** START OF INFORMATION PROVIDED **

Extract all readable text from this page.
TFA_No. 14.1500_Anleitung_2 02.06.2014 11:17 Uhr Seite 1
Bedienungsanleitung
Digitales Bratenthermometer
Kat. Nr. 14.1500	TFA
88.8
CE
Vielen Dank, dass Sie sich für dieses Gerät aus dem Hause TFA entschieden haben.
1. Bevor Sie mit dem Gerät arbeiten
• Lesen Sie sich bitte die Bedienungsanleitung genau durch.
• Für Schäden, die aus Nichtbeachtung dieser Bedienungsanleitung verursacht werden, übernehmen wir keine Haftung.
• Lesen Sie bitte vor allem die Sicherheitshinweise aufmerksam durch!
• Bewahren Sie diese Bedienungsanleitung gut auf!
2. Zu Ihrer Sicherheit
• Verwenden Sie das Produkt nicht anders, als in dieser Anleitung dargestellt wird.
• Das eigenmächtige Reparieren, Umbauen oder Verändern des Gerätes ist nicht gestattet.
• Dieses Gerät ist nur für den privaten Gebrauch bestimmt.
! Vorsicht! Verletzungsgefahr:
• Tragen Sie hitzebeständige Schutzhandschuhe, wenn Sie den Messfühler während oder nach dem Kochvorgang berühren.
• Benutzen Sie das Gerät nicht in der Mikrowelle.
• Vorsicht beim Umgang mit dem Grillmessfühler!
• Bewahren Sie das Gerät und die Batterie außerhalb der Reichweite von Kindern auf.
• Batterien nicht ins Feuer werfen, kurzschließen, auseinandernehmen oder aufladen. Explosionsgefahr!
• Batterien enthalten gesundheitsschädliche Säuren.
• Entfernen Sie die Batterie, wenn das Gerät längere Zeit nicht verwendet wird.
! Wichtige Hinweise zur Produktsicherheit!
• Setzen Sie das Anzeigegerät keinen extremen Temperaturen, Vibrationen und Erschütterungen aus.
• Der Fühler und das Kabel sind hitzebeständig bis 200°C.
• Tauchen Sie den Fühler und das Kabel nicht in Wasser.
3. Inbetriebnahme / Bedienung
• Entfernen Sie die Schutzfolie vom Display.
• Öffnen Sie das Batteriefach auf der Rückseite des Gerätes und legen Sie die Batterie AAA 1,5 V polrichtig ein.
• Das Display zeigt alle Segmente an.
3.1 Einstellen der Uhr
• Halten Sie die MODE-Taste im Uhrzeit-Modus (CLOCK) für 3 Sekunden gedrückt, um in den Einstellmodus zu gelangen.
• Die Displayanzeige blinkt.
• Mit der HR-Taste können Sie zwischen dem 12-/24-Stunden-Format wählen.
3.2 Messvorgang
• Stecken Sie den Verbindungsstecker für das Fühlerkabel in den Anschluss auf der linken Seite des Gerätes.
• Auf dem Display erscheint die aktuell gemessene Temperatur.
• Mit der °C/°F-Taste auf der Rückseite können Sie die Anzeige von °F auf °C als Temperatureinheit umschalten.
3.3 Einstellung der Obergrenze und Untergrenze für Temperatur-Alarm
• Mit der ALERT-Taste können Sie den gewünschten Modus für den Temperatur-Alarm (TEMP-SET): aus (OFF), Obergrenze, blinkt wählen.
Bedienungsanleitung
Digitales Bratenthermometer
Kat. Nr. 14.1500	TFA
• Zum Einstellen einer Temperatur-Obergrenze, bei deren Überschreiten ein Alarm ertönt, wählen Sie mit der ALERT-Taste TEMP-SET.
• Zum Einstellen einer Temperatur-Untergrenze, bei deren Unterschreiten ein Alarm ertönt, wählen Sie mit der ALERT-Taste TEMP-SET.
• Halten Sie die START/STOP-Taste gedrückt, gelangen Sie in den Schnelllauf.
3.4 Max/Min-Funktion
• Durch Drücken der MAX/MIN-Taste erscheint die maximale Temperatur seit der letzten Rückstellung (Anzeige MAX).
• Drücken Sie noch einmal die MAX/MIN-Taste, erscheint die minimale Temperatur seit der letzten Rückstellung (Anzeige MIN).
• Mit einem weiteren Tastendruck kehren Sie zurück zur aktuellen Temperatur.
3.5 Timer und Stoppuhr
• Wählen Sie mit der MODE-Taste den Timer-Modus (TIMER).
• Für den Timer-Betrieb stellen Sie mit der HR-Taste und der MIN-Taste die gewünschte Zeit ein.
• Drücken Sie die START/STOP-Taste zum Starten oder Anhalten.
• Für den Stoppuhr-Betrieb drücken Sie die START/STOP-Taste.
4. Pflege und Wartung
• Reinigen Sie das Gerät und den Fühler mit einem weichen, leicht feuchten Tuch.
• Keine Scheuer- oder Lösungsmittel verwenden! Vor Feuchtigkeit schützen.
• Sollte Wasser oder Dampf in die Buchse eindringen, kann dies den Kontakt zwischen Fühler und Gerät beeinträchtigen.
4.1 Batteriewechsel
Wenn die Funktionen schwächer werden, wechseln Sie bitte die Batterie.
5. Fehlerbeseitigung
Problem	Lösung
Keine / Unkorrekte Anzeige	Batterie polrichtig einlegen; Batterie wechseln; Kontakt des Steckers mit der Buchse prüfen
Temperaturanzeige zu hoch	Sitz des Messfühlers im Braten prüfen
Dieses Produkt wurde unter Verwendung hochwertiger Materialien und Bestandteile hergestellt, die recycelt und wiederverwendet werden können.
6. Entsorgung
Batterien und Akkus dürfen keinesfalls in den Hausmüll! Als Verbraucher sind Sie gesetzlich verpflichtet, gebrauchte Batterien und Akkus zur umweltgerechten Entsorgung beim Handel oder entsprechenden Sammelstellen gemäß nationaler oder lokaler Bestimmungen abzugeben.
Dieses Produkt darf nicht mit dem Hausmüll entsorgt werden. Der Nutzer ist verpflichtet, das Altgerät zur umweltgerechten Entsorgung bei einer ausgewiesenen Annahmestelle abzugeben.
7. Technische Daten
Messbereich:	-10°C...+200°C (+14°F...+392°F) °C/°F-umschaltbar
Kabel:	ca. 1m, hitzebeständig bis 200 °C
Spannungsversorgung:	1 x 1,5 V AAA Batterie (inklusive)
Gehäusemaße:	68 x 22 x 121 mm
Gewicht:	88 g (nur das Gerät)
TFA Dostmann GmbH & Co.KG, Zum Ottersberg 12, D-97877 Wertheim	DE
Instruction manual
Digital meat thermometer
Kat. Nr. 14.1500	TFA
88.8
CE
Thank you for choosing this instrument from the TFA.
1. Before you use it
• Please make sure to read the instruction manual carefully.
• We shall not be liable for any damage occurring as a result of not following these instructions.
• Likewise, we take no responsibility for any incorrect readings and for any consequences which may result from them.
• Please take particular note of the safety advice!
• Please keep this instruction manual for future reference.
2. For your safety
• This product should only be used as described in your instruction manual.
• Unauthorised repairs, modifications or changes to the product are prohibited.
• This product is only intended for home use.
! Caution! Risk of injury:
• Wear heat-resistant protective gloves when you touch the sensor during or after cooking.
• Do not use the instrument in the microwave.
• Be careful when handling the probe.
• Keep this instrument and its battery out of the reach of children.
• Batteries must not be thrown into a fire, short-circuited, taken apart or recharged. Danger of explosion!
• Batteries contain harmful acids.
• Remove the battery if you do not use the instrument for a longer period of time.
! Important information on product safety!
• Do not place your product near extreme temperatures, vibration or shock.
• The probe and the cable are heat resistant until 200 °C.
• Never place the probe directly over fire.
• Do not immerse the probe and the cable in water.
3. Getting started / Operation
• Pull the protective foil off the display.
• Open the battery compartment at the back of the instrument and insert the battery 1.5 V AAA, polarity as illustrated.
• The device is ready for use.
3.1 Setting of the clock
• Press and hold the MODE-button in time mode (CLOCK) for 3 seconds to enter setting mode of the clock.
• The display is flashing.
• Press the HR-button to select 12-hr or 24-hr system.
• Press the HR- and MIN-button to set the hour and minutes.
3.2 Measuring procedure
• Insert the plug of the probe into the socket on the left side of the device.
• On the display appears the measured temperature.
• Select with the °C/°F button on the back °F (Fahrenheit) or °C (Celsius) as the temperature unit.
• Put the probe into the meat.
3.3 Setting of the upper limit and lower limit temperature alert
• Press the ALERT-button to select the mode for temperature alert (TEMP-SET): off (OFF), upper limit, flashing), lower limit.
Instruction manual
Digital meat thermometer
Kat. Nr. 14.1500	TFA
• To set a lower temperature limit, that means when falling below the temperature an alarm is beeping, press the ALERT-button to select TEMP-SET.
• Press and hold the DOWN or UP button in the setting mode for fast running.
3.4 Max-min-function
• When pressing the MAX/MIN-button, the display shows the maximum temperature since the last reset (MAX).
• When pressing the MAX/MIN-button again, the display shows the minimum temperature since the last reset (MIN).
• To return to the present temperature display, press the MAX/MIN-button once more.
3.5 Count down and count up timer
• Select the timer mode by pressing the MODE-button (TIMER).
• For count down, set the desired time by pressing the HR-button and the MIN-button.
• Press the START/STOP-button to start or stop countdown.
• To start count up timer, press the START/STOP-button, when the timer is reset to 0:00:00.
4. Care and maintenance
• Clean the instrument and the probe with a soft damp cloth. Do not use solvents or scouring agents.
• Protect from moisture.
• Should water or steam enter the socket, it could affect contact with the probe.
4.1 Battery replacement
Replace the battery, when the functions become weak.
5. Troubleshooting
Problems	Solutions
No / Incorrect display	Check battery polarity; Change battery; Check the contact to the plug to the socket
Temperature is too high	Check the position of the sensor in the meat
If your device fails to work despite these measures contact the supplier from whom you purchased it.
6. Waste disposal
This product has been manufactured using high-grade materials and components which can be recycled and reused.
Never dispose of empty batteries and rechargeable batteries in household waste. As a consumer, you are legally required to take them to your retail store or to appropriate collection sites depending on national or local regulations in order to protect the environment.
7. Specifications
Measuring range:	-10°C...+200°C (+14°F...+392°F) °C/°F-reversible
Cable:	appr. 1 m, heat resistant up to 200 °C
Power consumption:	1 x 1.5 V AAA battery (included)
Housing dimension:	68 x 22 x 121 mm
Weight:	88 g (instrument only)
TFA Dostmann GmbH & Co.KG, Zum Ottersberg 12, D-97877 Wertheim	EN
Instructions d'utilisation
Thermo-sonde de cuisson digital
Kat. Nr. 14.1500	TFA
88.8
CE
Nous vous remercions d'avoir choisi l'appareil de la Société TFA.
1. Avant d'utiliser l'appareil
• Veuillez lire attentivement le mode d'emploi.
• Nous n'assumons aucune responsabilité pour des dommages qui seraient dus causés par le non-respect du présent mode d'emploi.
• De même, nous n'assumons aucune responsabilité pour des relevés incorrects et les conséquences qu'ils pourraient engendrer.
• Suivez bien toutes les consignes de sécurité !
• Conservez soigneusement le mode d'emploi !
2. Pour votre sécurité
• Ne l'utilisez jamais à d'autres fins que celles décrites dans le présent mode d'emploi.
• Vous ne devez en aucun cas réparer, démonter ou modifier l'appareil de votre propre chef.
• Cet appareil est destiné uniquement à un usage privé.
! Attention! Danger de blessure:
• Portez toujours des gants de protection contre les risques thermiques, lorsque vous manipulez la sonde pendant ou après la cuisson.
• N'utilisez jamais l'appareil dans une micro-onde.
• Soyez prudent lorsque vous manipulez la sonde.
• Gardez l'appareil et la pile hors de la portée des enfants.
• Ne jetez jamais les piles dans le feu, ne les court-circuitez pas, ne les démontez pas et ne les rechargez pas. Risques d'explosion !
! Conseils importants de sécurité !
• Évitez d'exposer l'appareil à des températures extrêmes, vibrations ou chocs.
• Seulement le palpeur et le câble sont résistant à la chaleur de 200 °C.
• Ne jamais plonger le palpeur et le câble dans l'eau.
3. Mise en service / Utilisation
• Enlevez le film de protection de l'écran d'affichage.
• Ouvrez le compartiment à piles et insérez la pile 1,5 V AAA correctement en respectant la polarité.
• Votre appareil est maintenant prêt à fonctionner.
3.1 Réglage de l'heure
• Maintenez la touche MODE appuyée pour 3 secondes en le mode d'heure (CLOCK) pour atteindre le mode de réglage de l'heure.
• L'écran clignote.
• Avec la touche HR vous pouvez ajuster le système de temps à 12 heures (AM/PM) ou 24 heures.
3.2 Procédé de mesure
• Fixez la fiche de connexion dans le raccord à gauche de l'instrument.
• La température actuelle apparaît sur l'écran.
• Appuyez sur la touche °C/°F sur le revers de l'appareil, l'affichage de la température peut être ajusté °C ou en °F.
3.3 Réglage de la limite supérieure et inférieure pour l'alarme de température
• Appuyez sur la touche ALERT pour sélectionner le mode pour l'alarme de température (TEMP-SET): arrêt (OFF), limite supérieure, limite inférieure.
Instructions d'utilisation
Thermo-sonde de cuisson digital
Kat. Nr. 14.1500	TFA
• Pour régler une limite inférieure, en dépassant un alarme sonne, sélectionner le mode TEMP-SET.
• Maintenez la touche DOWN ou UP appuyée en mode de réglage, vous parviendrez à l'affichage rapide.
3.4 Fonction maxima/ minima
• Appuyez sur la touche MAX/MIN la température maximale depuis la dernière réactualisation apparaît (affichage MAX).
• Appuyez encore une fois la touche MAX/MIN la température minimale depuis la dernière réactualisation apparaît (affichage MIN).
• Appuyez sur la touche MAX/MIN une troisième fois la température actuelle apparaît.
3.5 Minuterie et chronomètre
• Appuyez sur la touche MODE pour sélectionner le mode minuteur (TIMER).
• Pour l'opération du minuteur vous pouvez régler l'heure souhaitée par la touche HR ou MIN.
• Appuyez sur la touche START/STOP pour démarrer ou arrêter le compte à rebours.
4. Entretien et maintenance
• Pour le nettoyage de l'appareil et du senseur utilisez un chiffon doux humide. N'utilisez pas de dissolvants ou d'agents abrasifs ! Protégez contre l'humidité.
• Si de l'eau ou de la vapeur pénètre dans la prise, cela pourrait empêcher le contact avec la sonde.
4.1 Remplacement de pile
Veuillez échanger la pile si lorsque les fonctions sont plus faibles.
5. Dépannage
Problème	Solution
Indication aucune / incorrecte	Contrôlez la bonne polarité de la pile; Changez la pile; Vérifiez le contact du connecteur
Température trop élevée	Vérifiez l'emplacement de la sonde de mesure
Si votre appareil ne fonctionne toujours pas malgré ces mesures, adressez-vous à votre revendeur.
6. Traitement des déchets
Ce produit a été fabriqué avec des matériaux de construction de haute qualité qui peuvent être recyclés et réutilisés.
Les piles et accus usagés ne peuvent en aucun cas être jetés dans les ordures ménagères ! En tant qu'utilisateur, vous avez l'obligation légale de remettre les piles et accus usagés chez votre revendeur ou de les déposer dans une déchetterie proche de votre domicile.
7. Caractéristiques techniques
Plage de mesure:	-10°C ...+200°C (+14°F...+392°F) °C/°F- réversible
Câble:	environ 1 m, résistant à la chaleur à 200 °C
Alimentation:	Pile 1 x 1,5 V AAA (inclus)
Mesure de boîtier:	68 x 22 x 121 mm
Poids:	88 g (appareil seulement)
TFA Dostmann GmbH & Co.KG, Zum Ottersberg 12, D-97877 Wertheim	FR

** END OF INFORMATION PROVIDED **

● **WHAT TO DO**:
Tell how many lines hold the string "Please", giving the number and nothing else.

● **TASK RESULT**:
3